(Task description) Search the records for "Area". Copy every line where it appears.

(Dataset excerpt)
========================
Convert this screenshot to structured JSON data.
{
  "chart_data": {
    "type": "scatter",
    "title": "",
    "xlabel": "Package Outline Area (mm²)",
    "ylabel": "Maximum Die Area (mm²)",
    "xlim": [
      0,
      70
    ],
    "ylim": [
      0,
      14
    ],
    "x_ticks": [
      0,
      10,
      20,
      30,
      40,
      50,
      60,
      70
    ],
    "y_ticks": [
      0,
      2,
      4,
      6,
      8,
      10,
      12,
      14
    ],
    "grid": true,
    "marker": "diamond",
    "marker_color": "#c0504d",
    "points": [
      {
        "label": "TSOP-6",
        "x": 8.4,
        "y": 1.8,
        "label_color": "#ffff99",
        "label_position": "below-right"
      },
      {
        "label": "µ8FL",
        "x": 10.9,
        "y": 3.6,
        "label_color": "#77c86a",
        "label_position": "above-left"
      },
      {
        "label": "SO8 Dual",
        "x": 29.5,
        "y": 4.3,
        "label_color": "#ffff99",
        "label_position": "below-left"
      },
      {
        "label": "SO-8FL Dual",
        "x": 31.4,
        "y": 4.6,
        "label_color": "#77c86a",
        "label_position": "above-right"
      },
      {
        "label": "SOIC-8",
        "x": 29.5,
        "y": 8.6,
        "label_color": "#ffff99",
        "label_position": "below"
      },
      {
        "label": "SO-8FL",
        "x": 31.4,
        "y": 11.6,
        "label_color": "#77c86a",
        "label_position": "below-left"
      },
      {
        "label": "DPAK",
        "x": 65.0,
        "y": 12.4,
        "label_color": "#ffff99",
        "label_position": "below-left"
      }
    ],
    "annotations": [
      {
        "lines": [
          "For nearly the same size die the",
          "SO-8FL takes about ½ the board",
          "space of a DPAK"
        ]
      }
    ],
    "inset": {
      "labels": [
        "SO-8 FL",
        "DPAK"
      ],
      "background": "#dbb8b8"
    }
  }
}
========================
(Task solution)
    "xlabel": "Package Outline Area (mm²)",
    "ylabel": "Maximum Die Area (mm²)",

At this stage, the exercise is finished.